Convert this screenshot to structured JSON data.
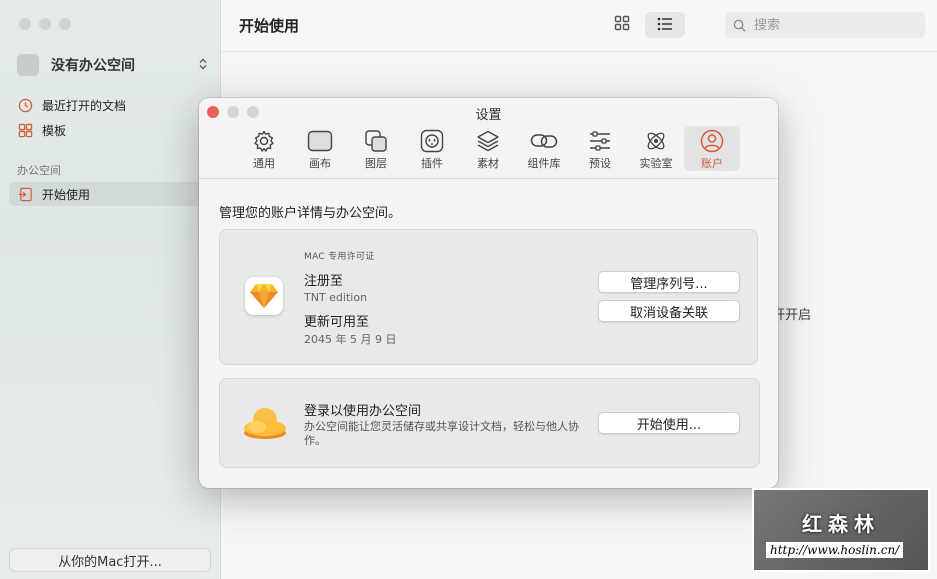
{
  "sidebar": {
    "workspace_label": "没有办公空间",
    "items": [
      {
        "label": "最近打开的文档",
        "icon": "clock-icon"
      },
      {
        "label": "模板",
        "icon": "template-grid-icon"
      }
    ],
    "section_label": "办公空间",
    "active_item": {
      "label": "开始使用",
      "icon": "enter-icon"
    },
    "open_from_mac_label": "从你的Mac打开..."
  },
  "header": {
    "title": "开始使用",
    "search_placeholder": "搜索"
  },
  "background_text": "开开启",
  "settings": {
    "title": "设置",
    "tabs": [
      {
        "label": "通用",
        "icon": "gear-icon"
      },
      {
        "label": "画布",
        "icon": "canvas-icon"
      },
      {
        "label": "图层",
        "icon": "layers-icon"
      },
      {
        "label": "插件",
        "icon": "plug-icon"
      },
      {
        "label": "素材",
        "icon": "stack-icon"
      },
      {
        "label": "组件库",
        "icon": "link-icon"
      },
      {
        "label": "预设",
        "icon": "sliders-icon"
      },
      {
        "label": "实验室",
        "icon": "atom-icon"
      },
      {
        "label": "账户",
        "icon": "user-icon"
      }
    ],
    "active_tab": "账户",
    "description": "管理您的账户详情与办公空间。",
    "license": {
      "kicker": "MAC 专用许可证",
      "registered_to_label": "注册至",
      "registered_to_value": "TNT edition",
      "updates_label": "更新可用至",
      "updates_value": "2045 年 5 月 9 日",
      "manage_serial_button": "管理序列号...",
      "unlink_device_button": "取消设备关联"
    },
    "login": {
      "heading": "登录以使用办公空间",
      "body": "办公空间能让您灵活储存或共享设计文档，轻松与他人协作。",
      "start_button": "开始使用..."
    },
    "colors": {
      "close": "#ec5f57",
      "accent": "#d25a3a"
    }
  },
  "watermark": {
    "title": "红森林",
    "url": "http://www.hoslin.cn/"
  }
}
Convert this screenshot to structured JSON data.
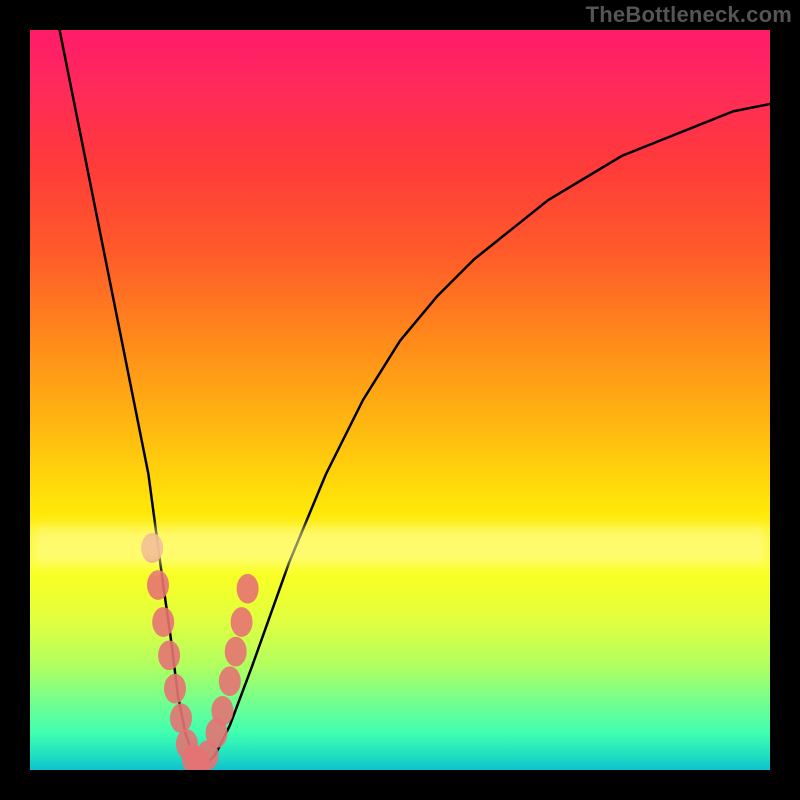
{
  "watermark": "TheBottleneck.com",
  "chart_data": {
    "type": "line",
    "title": "",
    "xlabel": "",
    "ylabel": "",
    "xlim": [
      0,
      100
    ],
    "ylim": [
      0,
      100
    ],
    "grid": false,
    "legend": false,
    "series": [
      {
        "name": "bottleneck-curve",
        "x": [
          4,
          6,
          8,
          10,
          12,
          14,
          16,
          18,
          19,
          20,
          21,
          22,
          23,
          24,
          25,
          27,
          30,
          35,
          40,
          45,
          50,
          55,
          60,
          65,
          70,
          75,
          80,
          85,
          90,
          95,
          100
        ],
        "y": [
          100,
          90,
          80,
          70,
          60,
          50,
          40,
          25,
          18,
          10,
          5,
          2,
          1,
          1,
          2,
          6,
          14,
          28,
          40,
          50,
          58,
          64,
          69,
          73,
          77,
          80,
          83,
          85,
          87,
          89,
          90
        ]
      }
    ],
    "markers": {
      "name": "gpu-points",
      "color": "#e57373",
      "radius": 11,
      "x": [
        16.5,
        17.3,
        18.0,
        18.8,
        19.6,
        20.4,
        21.2,
        22.0,
        22.8,
        24.0,
        25.2,
        26.0,
        27.0,
        27.8,
        28.6,
        29.4
      ],
      "y": [
        30.0,
        25.0,
        20.0,
        15.5,
        11.0,
        7.0,
        3.5,
        1.5,
        1.0,
        2.0,
        5.0,
        8.0,
        12.0,
        16.0,
        20.0,
        24.5
      ]
    },
    "gradient_stops": [
      {
        "pos": 0.0,
        "color": "#ff1b6b"
      },
      {
        "pos": 0.18,
        "color": "#ff3a3a"
      },
      {
        "pos": 0.42,
        "color": "#ff8a1a"
      },
      {
        "pos": 0.65,
        "color": "#ffe808"
      },
      {
        "pos": 0.86,
        "color": "#b0ff60"
      },
      {
        "pos": 1.0,
        "color": "#10c0d0"
      }
    ],
    "highlight_band_y": [
      67,
      72
    ]
  }
}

·····

EXERCISE GOAL
Which lines hold the string "watermark"? List them all.

ANSWER IN FULL
  "watermark": {
  "watermark": "TheBottleneck.com",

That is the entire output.